--- INSTRUCTIONS TO FOLLOW ---
Write out everything from the line containing "total-power-point [275,217,283,225]" down to the line containing "total-power-point [255,241,263,248]" again, swapping "io-power-point" for "io-power-marker" and leaving the rest unchanged.

--- STORED RECORDS ---
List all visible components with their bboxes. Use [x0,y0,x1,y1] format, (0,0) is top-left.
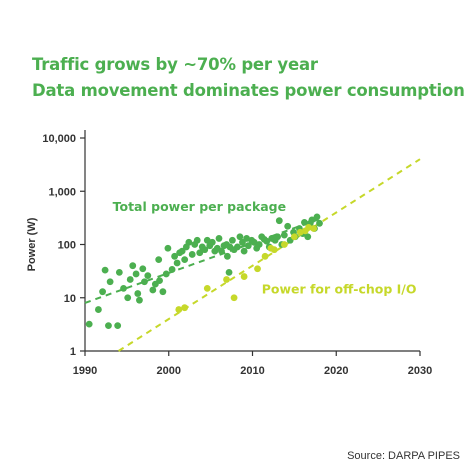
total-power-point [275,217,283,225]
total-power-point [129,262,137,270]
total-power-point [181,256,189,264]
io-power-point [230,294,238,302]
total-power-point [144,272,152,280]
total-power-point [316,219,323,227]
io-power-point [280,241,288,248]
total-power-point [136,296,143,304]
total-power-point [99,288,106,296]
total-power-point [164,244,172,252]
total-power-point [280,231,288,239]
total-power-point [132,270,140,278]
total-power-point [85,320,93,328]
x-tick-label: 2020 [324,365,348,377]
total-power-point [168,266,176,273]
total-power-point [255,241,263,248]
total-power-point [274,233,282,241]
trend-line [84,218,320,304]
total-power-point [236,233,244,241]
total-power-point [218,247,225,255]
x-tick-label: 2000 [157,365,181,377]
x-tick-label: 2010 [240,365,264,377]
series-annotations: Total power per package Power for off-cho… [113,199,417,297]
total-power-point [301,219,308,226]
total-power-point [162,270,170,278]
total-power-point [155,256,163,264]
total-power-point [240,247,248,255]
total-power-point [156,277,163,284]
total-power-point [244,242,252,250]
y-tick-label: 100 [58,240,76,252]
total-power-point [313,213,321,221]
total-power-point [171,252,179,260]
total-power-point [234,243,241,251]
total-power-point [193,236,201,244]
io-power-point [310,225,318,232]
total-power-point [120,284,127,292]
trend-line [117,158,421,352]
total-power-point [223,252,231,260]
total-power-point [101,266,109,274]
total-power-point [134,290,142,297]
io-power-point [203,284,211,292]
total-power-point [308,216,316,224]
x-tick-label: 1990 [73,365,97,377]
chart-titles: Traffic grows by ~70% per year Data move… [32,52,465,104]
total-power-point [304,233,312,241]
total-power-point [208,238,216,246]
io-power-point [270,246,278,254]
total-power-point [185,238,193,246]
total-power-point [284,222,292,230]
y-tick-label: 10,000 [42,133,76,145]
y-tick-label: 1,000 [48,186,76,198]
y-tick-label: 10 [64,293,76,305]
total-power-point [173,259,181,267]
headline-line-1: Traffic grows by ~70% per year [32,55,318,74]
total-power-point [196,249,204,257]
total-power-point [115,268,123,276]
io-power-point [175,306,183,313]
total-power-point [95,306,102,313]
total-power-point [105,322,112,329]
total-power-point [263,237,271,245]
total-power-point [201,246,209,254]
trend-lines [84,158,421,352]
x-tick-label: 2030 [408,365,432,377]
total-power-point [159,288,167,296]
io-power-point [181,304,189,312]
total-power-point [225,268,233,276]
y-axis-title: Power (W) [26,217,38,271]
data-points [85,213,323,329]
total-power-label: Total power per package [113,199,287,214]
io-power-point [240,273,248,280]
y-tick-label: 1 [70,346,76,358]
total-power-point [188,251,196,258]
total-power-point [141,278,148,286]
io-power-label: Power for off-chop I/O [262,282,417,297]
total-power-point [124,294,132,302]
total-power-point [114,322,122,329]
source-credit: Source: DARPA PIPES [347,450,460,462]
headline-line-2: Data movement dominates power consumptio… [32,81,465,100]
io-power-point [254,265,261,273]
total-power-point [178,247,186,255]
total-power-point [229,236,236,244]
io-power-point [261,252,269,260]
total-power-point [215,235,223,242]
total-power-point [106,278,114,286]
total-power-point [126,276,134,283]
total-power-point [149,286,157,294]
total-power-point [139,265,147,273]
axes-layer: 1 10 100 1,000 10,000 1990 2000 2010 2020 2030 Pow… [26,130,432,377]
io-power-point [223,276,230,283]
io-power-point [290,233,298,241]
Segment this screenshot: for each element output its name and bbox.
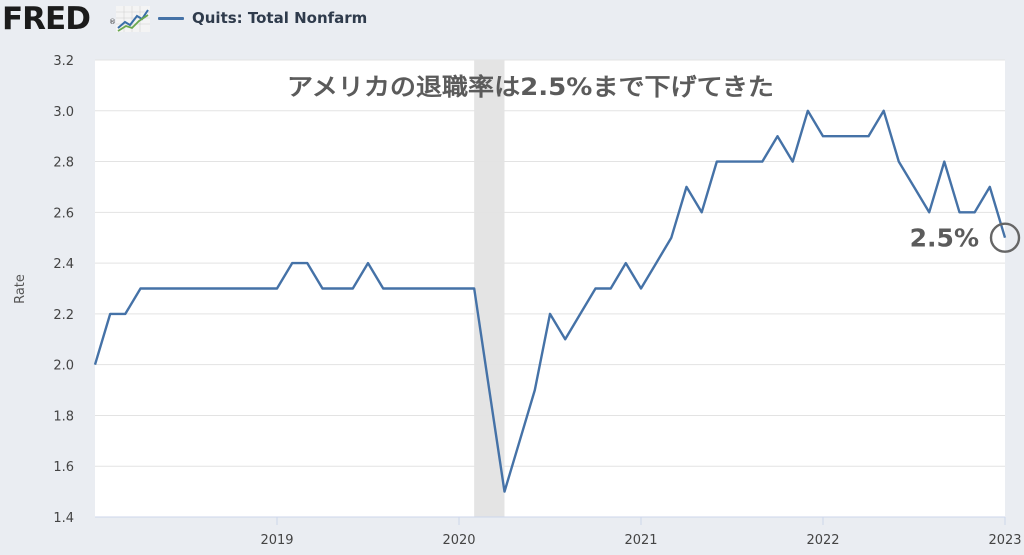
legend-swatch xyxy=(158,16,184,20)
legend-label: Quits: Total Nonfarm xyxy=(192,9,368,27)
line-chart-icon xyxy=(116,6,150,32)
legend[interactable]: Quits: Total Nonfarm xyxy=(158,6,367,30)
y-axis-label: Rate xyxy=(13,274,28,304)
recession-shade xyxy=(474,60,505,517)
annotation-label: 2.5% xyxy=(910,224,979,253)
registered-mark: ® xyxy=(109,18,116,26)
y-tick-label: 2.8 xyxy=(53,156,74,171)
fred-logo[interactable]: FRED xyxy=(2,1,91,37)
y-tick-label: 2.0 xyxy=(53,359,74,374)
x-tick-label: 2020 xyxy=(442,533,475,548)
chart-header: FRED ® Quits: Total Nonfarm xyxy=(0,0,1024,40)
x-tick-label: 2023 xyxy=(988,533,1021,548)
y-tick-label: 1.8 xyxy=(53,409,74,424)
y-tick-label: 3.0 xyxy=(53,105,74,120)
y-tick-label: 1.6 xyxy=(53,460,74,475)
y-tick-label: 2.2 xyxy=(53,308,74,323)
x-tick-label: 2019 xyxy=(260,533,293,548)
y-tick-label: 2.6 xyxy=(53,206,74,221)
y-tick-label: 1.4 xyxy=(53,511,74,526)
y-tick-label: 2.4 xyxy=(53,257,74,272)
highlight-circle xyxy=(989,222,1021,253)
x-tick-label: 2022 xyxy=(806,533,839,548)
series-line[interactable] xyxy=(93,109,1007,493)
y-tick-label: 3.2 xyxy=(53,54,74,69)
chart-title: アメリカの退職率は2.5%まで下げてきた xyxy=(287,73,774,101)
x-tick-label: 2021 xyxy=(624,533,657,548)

==

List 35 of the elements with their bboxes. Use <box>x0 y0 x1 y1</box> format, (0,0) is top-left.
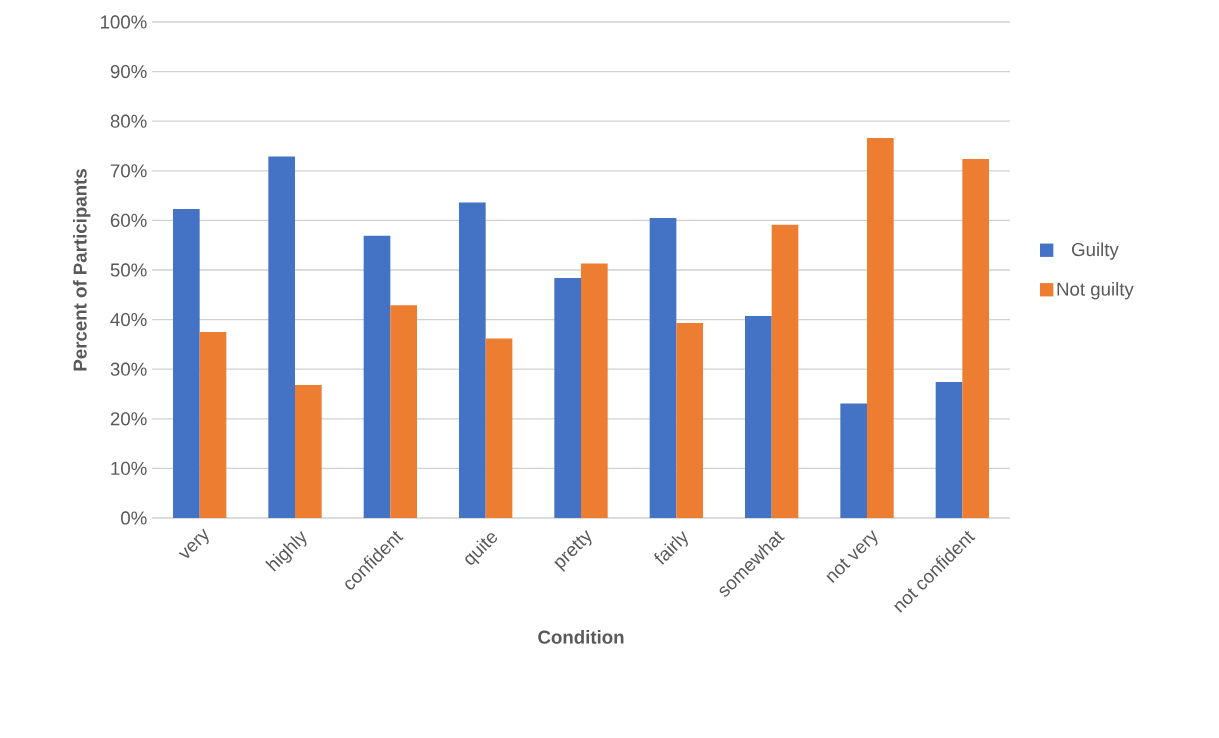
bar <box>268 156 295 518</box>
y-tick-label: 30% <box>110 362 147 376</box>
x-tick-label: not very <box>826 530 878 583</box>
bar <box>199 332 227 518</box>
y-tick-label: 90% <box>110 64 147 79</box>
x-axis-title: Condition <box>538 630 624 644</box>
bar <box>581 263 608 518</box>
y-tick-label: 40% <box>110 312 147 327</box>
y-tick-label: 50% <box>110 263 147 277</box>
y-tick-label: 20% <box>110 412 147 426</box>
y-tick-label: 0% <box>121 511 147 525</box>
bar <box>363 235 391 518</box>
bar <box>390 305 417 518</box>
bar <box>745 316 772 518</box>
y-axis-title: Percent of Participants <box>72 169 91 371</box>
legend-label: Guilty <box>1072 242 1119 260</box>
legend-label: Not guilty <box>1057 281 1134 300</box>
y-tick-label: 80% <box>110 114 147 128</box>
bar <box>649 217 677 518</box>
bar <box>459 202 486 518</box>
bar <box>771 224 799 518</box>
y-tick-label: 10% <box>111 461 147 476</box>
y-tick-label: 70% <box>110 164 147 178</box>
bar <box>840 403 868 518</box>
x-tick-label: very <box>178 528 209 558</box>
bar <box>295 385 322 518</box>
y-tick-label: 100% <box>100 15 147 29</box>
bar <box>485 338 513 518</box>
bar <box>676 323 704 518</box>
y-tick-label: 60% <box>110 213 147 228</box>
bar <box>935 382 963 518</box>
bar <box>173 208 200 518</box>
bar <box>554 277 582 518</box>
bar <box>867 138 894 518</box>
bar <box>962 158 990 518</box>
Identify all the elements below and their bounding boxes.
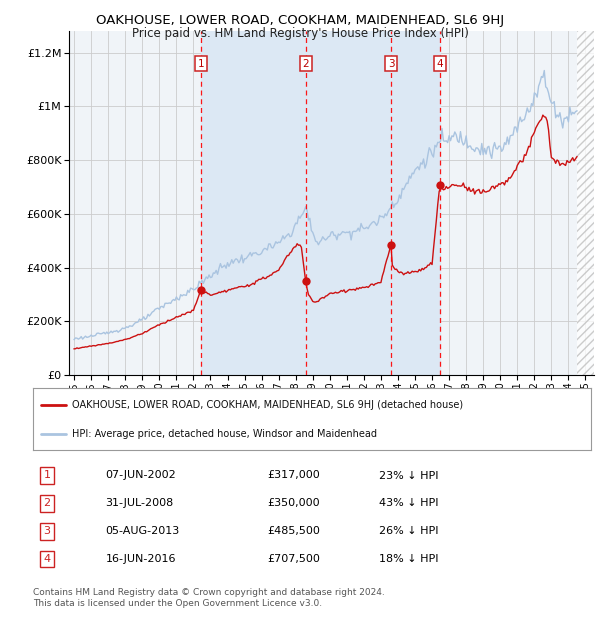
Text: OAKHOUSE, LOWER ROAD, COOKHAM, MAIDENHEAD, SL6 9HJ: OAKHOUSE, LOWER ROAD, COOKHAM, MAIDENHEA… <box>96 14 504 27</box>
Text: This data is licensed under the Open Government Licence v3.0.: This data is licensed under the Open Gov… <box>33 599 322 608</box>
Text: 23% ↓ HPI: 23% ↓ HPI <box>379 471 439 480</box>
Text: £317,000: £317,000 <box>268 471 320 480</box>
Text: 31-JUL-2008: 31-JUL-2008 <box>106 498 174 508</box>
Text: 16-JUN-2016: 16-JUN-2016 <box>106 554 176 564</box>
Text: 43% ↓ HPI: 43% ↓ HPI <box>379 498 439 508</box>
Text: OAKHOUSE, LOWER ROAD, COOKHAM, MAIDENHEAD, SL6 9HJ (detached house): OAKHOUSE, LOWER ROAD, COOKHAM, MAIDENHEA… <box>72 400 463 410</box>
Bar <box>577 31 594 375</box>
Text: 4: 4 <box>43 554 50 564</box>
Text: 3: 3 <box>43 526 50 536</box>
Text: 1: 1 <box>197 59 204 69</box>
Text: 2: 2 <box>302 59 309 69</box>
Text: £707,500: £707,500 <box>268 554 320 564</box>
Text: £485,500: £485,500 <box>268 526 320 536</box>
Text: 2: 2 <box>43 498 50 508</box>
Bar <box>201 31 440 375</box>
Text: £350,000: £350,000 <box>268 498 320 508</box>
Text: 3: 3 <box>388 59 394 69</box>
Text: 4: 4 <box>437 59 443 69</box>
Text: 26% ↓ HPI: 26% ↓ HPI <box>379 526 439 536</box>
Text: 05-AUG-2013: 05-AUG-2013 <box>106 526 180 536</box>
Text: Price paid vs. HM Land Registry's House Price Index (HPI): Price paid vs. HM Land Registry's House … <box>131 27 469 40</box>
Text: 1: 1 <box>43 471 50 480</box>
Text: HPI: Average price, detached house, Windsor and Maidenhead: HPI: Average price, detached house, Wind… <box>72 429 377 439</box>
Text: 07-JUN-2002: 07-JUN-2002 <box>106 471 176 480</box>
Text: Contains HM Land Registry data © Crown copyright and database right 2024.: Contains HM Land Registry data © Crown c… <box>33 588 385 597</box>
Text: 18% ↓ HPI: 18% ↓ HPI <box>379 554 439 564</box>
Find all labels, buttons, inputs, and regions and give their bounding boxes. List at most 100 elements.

--- EXERCISE SOLUTION ---
total-power-point [275,217,283,225]
total-power-point [129,262,137,270]
total-power-point [181,256,189,264]
io-power-marker [230,294,238,302]
total-power-point [144,272,152,280]
total-power-point [316,219,323,227]
io-power-marker [280,241,288,248]
total-power-point [136,296,143,304]
total-power-point [99,288,106,296]
total-power-point [164,244,172,252]
total-power-point [280,231,288,239]
total-power-point [132,270,140,278]
total-power-point [85,320,93,328]
x-tick-label: 2020 [324,365,348,377]
total-power-point [168,266,176,273]
total-power-point [255,241,263,248]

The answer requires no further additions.